GIVEN DATA:
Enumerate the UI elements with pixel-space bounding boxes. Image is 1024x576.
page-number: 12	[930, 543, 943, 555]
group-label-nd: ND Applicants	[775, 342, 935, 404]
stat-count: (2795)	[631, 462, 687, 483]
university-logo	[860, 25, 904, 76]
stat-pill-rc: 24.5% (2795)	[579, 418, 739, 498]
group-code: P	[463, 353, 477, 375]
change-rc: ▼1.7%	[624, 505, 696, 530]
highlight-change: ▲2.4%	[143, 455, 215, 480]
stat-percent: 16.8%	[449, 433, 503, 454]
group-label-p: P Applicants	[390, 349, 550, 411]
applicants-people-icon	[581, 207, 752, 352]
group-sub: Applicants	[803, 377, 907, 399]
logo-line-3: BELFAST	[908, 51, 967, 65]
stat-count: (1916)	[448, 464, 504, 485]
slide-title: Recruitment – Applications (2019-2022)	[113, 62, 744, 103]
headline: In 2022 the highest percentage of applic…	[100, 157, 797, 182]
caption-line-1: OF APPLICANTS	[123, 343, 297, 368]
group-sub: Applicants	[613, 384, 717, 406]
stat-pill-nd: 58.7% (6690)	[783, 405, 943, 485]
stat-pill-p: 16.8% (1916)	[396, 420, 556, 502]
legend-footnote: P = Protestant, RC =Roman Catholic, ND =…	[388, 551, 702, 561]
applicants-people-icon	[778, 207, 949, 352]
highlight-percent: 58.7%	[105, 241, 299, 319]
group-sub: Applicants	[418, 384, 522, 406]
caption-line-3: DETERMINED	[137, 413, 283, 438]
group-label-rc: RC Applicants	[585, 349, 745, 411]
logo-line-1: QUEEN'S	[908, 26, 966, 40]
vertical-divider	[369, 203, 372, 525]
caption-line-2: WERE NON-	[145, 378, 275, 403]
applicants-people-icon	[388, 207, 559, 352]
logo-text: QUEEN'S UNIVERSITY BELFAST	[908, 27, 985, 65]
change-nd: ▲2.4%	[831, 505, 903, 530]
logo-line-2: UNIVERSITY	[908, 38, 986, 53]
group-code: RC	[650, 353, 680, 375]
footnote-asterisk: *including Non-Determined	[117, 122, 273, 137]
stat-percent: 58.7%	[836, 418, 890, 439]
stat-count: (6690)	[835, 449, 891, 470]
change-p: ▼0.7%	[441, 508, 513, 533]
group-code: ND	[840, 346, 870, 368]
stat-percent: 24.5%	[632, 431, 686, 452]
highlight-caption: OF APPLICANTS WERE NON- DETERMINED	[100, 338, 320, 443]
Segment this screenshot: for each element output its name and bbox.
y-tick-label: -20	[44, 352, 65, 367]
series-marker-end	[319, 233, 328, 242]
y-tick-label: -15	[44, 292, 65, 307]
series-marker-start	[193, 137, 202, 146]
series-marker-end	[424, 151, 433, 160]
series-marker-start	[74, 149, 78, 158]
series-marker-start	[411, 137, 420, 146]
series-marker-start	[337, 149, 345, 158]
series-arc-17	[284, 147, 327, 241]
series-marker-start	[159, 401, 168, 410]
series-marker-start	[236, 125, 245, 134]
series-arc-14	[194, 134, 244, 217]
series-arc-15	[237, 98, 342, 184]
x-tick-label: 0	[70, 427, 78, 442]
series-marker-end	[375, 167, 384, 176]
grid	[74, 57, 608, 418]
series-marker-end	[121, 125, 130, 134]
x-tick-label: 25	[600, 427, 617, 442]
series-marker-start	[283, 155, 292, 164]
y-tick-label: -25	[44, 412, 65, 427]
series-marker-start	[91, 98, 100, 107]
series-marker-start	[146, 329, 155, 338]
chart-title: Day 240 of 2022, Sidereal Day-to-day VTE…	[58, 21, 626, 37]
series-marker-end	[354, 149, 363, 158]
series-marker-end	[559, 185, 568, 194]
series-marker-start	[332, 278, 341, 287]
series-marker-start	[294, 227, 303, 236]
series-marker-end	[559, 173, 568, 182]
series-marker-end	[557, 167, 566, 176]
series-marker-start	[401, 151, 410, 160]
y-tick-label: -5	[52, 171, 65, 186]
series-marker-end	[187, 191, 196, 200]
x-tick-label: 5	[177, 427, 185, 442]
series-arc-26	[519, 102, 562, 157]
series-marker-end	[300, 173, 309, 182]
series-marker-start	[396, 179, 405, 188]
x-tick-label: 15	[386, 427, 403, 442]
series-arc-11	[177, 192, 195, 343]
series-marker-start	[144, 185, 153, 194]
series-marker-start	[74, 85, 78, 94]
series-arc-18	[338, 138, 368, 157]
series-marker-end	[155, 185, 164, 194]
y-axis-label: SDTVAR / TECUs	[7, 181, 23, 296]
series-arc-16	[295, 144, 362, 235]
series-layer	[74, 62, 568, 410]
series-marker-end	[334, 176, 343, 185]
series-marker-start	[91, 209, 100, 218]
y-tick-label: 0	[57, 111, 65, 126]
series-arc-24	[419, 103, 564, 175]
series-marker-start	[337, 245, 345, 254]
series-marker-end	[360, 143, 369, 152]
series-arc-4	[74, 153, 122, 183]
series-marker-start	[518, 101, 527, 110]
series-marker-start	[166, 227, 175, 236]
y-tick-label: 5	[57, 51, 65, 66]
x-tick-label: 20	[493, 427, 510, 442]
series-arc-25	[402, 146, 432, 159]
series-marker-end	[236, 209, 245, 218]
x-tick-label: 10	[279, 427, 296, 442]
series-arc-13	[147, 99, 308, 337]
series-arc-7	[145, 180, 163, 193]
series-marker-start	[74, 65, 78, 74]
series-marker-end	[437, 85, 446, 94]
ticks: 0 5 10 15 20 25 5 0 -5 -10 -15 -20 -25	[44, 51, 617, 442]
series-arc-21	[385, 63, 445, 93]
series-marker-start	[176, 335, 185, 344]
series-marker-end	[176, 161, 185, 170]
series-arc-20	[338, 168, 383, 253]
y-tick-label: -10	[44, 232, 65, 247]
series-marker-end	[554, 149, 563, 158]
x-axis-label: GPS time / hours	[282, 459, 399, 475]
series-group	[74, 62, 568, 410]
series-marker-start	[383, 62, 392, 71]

DO THIS: Could you rewrite all of the items above with "applicants-people-icon" replaced by "people-icon" and nothing else changed?

EXPECTED ANSWER:
Enumerate the UI elements with pixel-space bounding boxes. Image is 1024x576.
page-number: 12	[930, 543, 943, 555]
group-label-nd: ND Applicants	[775, 342, 935, 404]
stat-count: (2795)	[631, 462, 687, 483]
university-logo	[860, 25, 904, 76]
stat-pill-rc: 24.5% (2795)	[579, 418, 739, 498]
group-code: P	[463, 353, 477, 375]
change-rc: ▼1.7%	[624, 505, 696, 530]
highlight-change: ▲2.4%	[143, 455, 215, 480]
stat-percent: 16.8%	[449, 433, 503, 454]
group-label-p: P Applicants	[390, 349, 550, 411]
people-icon	[581, 207, 752, 352]
group-sub: Applicants	[803, 377, 907, 399]
logo-line-3: BELFAST	[908, 51, 967, 65]
stat-count: (1916)	[448, 464, 504, 485]
slide-title: Recruitment – Applications (2019-2022)	[113, 62, 744, 103]
headline: In 2022 the highest percentage of applic…	[100, 157, 797, 182]
caption-line-1: OF APPLICANTS	[123, 343, 297, 368]
group-sub: Applicants	[613, 384, 717, 406]
stat-pill-nd: 58.7% (6690)	[783, 405, 943, 485]
stat-pill-p: 16.8% (1916)	[396, 420, 556, 502]
legend-footnote: P = Protestant, RC =Roman Catholic, ND =…	[388, 551, 702, 561]
people-icon	[778, 207, 949, 352]
highlight-percent: 58.7%	[105, 241, 299, 319]
group-sub: Applicants	[418, 384, 522, 406]
caption-line-3: DETERMINED	[137, 413, 283, 438]
group-label-rc: RC Applicants	[585, 349, 745, 411]
logo-line-1: QUEEN'S	[908, 26, 966, 40]
vertical-divider	[369, 203, 372, 525]
caption-line-2: WERE NON-	[145, 378, 275, 403]
people-icon	[388, 207, 559, 352]
logo-text: QUEEN'S UNIVERSITY BELFAST	[908, 27, 985, 65]
change-nd: ▲2.4%	[831, 505, 903, 530]
logo-line-2: UNIVERSITY	[908, 38, 986, 53]
group-code: RC	[650, 353, 680, 375]
footnote-asterisk: *including Non-Determined	[117, 122, 273, 137]
stat-percent: 58.7%	[836, 418, 890, 439]
stat-count: (6690)	[835, 449, 891, 470]
change-p: ▼0.7%	[441, 508, 513, 533]
group-code: ND	[840, 346, 870, 368]
stat-percent: 24.5%	[632, 431, 686, 452]
highlight-caption: OF APPLICANTS WERE NON- DETERMINED	[100, 338, 320, 443]
Segment this screenshot: for each element output its name and bbox.
y-tick-label: -20	[44, 352, 65, 367]
series-marker-end	[319, 233, 328, 242]
y-tick-label: -15	[44, 292, 65, 307]
series-marker-start	[193, 137, 202, 146]
series-marker-end	[424, 151, 433, 160]
series-marker-start	[74, 149, 78, 158]
series-marker-start	[411, 137, 420, 146]
series-marker-start	[337, 149, 345, 158]
series-arc-17	[284, 147, 327, 241]
series-marker-start	[159, 401, 168, 410]
series-marker-start	[236, 125, 245, 134]
series-arc-14	[194, 134, 244, 217]
series-arc-15	[237, 98, 342, 184]
x-tick-label: 0	[70, 427, 78, 442]
series-marker-end	[375, 167, 384, 176]
grid	[74, 57, 608, 418]
series-marker-end	[121, 125, 130, 134]
x-tick-label: 25	[600, 427, 617, 442]
series-marker-start	[283, 155, 292, 164]
y-tick-label: -25	[44, 412, 65, 427]
series-marker-start	[91, 98, 100, 107]
series-marker-start	[146, 329, 155, 338]
chart-title: Day 240 of 2022, Sidereal Day-to-day VTE…	[58, 21, 626, 37]
series-marker-end	[354, 149, 363, 158]
series-marker-end	[559, 185, 568, 194]
series-marker-start	[332, 278, 341, 287]
series-marker-start	[294, 227, 303, 236]
series-marker-end	[559, 173, 568, 182]
series-marker-end	[557, 167, 566, 176]
series-marker-start	[401, 151, 410, 160]
y-tick-label: -5	[52, 171, 65, 186]
series-marker-end	[187, 191, 196, 200]
x-tick-label: 5	[177, 427, 185, 442]
series-arc-26	[519, 102, 562, 157]
series-marker-end	[300, 173, 309, 182]
series-marker-start	[396, 179, 405, 188]
x-tick-label: 15	[386, 427, 403, 442]
series-arc-11	[177, 192, 195, 343]
series-marker-start	[144, 185, 153, 194]
series-marker-start	[74, 85, 78, 94]
series-arc-18	[338, 138, 368, 157]
series-marker-end	[155, 185, 164, 194]
y-axis-label: SDTVAR / TECUs	[7, 181, 23, 296]
series-arc-16	[295, 144, 362, 235]
series-layer	[74, 62, 568, 410]
series-marker-end	[334, 176, 343, 185]
series-marker-start	[91, 209, 100, 218]
y-tick-label: 0	[57, 111, 65, 126]
series-arc-24	[419, 103, 564, 175]
series-marker-start	[337, 245, 345, 254]
series-marker-end	[360, 143, 369, 152]
series-arc-4	[74, 153, 122, 183]
series-marker-start	[518, 101, 527, 110]
series-marker-start	[166, 227, 175, 236]
y-tick-label: 5	[57, 51, 65, 66]
x-tick-label: 20	[493, 427, 510, 442]
series-arc-25	[402, 146, 432, 159]
series-marker-end	[236, 209, 245, 218]
x-tick-label: 10	[279, 427, 296, 442]
series-arc-13	[147, 99, 308, 337]
series-arc-7	[145, 180, 163, 193]
series-marker-start	[74, 65, 78, 74]
series-marker-end	[437, 85, 446, 94]
ticks: 0 5 10 15 20 25 5 0 -5 -10 -15 -20 -25	[44, 51, 617, 442]
series-arc-21	[385, 63, 445, 93]
series-marker-start	[176, 335, 185, 344]
series-marker-end	[176, 161, 185, 170]
series-arc-20	[338, 168, 383, 253]
y-tick-label: -10	[44, 232, 65, 247]
series-marker-end	[554, 149, 563, 158]
x-axis-label: GPS time / hours	[282, 459, 399, 475]
series-group	[74, 62, 568, 410]
series-marker-start	[383, 62, 392, 71]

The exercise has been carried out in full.